GIVEN REQUEST: Lines containing the word "Shakopee" are the ones to copy from the records below.
· · · ·
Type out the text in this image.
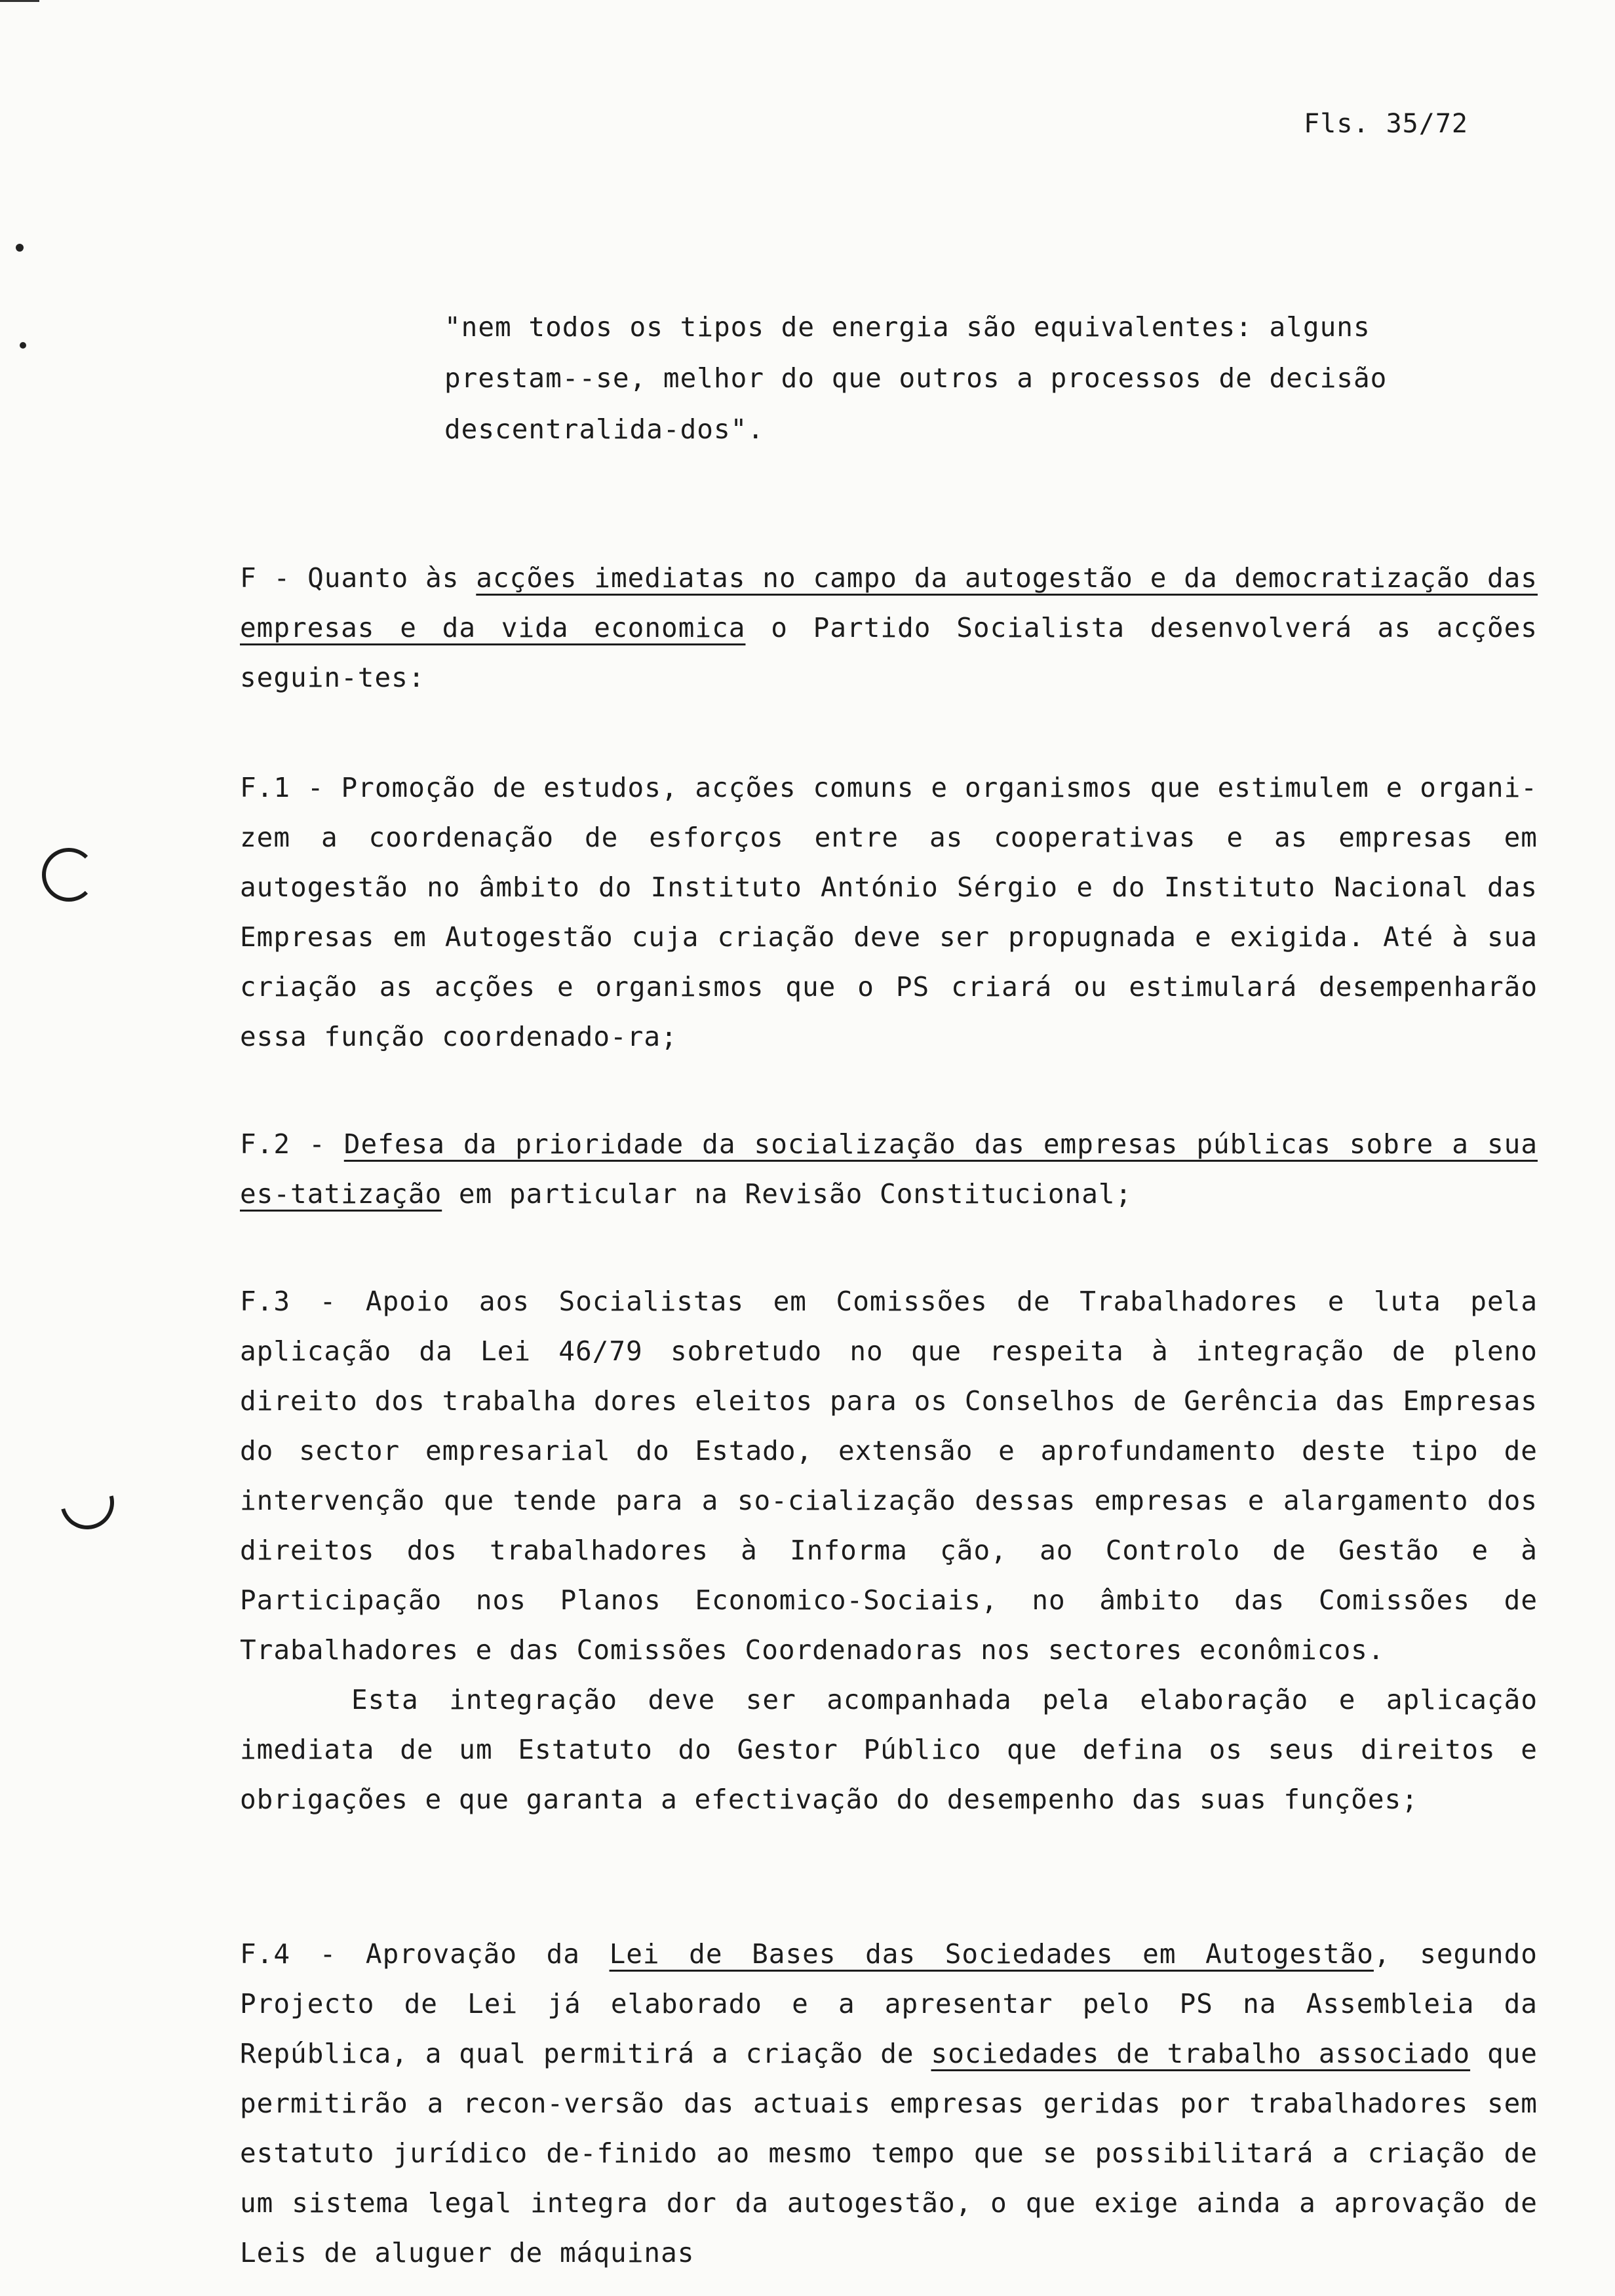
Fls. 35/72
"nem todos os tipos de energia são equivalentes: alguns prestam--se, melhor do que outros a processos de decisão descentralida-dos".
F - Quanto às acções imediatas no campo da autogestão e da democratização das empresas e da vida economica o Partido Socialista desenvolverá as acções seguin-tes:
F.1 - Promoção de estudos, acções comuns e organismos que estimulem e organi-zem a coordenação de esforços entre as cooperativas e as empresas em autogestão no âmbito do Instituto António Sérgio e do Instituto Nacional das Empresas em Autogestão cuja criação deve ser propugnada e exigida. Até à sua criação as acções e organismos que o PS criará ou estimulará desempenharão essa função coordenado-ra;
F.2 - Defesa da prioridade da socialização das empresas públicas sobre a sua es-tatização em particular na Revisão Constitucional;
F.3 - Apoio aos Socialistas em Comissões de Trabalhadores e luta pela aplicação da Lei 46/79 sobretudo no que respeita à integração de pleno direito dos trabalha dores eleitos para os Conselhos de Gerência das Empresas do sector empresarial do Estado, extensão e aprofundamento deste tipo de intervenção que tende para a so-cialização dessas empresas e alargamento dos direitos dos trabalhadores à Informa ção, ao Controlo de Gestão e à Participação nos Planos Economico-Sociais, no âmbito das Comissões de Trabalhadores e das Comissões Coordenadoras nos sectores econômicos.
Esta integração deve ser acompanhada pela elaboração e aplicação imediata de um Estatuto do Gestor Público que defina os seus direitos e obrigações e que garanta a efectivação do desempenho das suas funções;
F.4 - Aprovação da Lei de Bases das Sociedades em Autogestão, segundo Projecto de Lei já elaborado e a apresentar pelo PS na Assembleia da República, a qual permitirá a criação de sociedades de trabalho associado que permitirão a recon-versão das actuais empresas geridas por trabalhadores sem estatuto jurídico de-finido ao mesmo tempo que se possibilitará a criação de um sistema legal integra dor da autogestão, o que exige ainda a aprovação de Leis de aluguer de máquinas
· · · ·
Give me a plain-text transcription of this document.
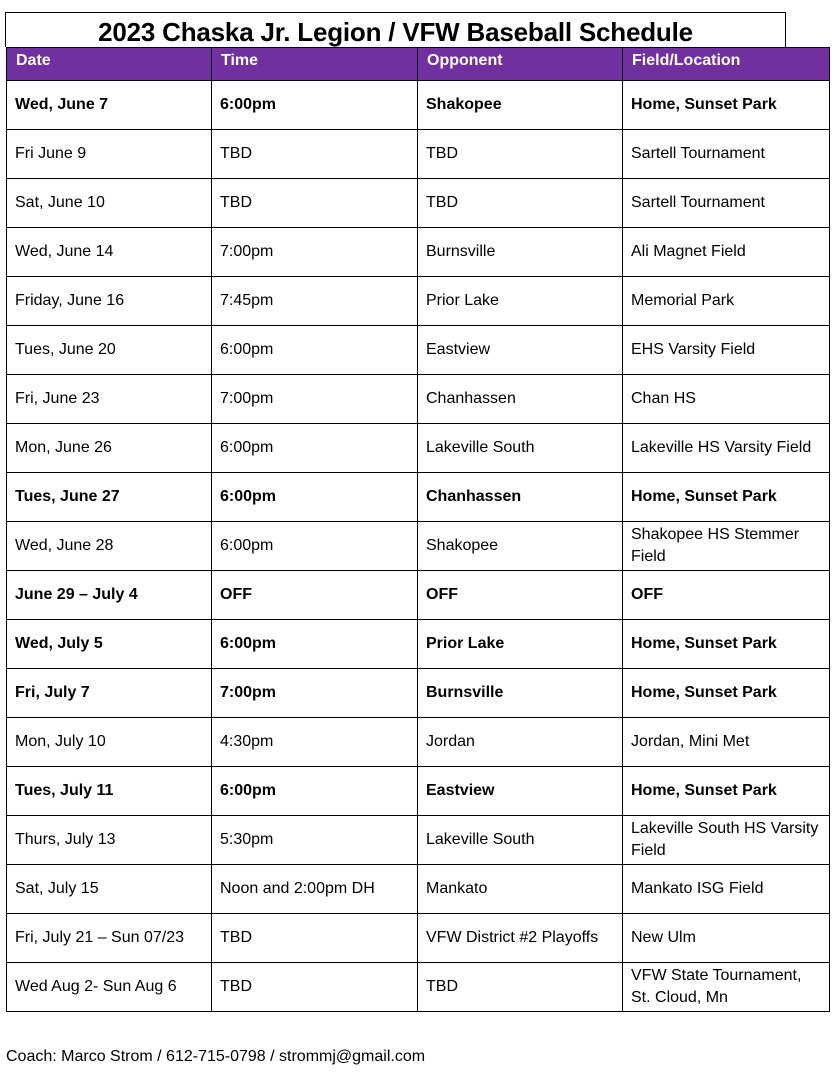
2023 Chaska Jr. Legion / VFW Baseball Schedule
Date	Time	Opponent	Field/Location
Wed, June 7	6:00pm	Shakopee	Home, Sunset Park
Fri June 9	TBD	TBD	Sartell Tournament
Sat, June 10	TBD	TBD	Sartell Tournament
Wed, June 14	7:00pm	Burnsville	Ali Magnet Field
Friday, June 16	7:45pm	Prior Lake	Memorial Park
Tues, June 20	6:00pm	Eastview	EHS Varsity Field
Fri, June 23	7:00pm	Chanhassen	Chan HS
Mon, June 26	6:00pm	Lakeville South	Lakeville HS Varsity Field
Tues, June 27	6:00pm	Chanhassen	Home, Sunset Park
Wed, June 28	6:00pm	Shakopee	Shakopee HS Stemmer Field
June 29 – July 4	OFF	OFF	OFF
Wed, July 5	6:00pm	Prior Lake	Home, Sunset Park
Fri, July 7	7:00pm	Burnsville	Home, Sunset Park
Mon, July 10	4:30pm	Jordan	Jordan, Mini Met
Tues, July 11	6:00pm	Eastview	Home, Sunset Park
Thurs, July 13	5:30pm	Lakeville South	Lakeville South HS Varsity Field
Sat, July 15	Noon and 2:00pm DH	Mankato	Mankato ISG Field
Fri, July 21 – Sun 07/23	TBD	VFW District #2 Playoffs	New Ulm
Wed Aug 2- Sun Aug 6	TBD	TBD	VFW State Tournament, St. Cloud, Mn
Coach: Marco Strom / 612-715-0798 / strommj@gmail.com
· · · ·
RESPONSE:
Wed, June 7	6:00pm	Shakopee	Home, Sunset Park
Wed, June 28	6:00pm	Shakopee	Shakopee HS Stemmer Field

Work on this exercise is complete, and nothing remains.